▽

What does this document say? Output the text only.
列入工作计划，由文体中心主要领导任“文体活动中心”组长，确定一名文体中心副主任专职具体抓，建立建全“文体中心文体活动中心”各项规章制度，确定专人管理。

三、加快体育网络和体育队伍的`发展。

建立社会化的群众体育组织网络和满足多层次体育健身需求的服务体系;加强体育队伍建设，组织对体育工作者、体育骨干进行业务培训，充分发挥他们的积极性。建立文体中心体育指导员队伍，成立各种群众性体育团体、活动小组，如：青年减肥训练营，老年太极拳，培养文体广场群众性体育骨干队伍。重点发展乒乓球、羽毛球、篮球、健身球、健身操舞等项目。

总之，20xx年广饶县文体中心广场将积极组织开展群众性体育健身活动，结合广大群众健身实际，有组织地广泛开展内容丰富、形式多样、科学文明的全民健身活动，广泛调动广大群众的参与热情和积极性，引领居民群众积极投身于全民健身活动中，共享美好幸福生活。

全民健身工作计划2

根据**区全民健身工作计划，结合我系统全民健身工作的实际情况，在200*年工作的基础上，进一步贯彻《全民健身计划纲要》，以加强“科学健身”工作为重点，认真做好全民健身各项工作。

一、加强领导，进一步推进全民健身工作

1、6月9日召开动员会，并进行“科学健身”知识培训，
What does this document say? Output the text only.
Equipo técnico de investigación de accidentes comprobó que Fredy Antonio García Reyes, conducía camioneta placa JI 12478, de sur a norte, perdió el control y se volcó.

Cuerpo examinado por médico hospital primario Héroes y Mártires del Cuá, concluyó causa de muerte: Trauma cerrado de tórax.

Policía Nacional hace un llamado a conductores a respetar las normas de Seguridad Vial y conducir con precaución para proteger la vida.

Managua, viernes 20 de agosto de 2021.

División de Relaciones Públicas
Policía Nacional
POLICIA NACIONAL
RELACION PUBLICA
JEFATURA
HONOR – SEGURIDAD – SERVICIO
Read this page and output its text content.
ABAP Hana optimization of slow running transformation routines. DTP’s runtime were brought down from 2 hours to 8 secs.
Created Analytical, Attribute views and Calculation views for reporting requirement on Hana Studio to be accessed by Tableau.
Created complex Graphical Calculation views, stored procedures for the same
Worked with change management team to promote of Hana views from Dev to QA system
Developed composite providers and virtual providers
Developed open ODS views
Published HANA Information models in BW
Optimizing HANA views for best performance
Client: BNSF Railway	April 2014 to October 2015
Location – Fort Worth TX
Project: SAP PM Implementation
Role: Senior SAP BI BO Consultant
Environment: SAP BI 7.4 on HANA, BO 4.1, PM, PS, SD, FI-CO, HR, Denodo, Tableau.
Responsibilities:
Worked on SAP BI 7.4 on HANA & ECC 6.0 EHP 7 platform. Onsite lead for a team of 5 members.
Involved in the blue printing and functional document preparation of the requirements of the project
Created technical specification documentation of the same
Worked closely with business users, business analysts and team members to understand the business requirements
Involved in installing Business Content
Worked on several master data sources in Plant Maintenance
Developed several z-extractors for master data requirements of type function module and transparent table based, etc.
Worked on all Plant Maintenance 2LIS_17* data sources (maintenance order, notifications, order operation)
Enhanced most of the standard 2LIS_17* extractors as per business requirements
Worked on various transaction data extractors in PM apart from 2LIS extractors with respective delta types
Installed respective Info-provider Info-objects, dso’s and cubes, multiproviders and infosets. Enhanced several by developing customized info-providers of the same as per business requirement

△

> REQUIREMENTS
Copy out each line of the records that holds the string "members".

> SOLUTION TO THIS PROBLEM
Worked on SAP BI 7.4 on HANA & ECC 6.0 EHP 7 platform. Onsite lead for a team of 5 members.
Worked closely with business users, business analysts and team members to understand the business requirements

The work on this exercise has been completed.